(Element box annotations)
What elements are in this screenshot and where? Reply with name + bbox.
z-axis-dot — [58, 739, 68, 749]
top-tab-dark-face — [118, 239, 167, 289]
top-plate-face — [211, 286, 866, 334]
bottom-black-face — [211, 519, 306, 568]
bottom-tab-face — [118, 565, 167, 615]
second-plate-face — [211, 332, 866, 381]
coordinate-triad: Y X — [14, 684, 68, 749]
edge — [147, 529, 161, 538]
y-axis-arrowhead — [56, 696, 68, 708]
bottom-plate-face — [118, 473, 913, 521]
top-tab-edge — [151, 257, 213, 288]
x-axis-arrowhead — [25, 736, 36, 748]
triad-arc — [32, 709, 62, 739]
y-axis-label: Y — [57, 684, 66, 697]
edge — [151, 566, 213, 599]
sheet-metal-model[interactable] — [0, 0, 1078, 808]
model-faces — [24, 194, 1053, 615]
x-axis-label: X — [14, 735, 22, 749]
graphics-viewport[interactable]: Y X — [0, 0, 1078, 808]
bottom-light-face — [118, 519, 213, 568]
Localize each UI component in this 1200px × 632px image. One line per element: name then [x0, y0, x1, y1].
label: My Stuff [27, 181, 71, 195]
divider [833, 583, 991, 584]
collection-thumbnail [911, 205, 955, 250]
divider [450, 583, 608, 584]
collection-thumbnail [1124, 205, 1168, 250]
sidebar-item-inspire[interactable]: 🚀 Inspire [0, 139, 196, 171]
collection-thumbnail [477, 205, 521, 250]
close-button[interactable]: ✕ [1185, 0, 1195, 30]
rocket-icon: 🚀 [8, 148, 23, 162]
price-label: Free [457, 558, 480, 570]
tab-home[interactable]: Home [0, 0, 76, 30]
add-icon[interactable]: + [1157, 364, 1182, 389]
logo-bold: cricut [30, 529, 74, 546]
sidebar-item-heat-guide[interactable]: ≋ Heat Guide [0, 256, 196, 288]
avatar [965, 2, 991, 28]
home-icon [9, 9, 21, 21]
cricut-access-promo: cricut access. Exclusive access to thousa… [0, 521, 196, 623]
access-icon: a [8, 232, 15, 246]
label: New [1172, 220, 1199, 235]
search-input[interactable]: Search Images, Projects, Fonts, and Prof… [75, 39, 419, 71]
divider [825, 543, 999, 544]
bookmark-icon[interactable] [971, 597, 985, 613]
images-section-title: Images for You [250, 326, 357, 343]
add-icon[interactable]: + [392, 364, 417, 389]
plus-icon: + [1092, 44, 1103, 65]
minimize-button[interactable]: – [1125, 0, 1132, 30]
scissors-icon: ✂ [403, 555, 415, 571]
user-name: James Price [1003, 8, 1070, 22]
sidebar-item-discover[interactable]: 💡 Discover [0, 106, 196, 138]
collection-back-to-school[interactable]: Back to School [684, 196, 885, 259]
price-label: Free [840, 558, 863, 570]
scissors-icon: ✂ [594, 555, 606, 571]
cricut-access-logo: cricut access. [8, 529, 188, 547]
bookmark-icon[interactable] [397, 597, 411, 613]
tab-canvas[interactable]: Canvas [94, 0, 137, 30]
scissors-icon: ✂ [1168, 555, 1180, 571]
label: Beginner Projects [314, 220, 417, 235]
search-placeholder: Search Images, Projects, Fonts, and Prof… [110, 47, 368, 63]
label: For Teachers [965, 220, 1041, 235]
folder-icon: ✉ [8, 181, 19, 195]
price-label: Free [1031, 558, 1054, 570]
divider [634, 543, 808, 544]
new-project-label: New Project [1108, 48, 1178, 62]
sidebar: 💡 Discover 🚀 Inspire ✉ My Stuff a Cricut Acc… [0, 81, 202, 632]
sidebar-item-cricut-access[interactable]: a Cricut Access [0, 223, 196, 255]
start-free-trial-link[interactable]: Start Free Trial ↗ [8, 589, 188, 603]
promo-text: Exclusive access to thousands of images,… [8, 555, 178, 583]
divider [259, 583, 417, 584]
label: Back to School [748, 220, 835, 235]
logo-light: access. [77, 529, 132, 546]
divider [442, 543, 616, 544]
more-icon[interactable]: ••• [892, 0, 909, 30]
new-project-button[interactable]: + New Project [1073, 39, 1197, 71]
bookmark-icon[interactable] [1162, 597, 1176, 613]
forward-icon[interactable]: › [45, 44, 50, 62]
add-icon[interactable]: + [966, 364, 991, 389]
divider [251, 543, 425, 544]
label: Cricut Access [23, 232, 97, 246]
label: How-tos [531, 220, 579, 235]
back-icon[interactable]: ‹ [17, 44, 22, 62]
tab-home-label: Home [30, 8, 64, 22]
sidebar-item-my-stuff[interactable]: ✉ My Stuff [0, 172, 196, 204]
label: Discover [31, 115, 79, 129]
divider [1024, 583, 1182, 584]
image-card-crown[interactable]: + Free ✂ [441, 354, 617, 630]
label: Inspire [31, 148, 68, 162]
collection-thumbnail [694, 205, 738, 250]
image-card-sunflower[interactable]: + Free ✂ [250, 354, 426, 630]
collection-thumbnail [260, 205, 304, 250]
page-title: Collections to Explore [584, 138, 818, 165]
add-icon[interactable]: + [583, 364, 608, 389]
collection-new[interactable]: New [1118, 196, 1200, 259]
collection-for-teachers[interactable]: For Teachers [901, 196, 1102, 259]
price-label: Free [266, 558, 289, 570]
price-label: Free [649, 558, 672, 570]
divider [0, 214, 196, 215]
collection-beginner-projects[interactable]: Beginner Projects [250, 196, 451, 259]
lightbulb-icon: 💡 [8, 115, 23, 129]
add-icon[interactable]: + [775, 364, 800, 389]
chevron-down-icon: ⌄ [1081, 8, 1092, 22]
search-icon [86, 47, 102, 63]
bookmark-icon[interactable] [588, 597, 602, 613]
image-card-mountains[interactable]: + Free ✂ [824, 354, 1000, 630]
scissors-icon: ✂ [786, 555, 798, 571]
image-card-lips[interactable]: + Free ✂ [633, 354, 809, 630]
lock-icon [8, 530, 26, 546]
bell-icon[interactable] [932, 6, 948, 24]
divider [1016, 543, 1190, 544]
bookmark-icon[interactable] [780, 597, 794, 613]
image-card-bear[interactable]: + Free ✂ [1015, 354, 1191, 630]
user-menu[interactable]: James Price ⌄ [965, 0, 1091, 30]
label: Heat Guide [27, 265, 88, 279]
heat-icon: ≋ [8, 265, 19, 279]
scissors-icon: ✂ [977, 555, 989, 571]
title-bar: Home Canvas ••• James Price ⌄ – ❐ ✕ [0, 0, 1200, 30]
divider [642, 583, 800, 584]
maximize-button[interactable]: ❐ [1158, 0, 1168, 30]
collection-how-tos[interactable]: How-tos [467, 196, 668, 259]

**Work instructions:** Show every line of the records above that contains the string "sidebar", copied in full. Case counts.

**Answer for this exercise:**
sidebar-item-inspire[interactable]: 🚀 Inspire [0, 139, 196, 171]
sidebar-item-heat-guide[interactable]: ≋ Heat Guide [0, 256, 196, 288]
sidebar-item-discover[interactable]: 💡 Discover [0, 106, 196, 138]
sidebar: 💡 Discover 🚀 Inspire ✉ My Stuff a Cricut Acc… [0, 81, 202, 632]
sidebar-item-cricut-access[interactable]: a Cricut Access [0, 223, 196, 255]
sidebar-item-my-stuff[interactable]: ✉ My Stuff [0, 172, 196, 204]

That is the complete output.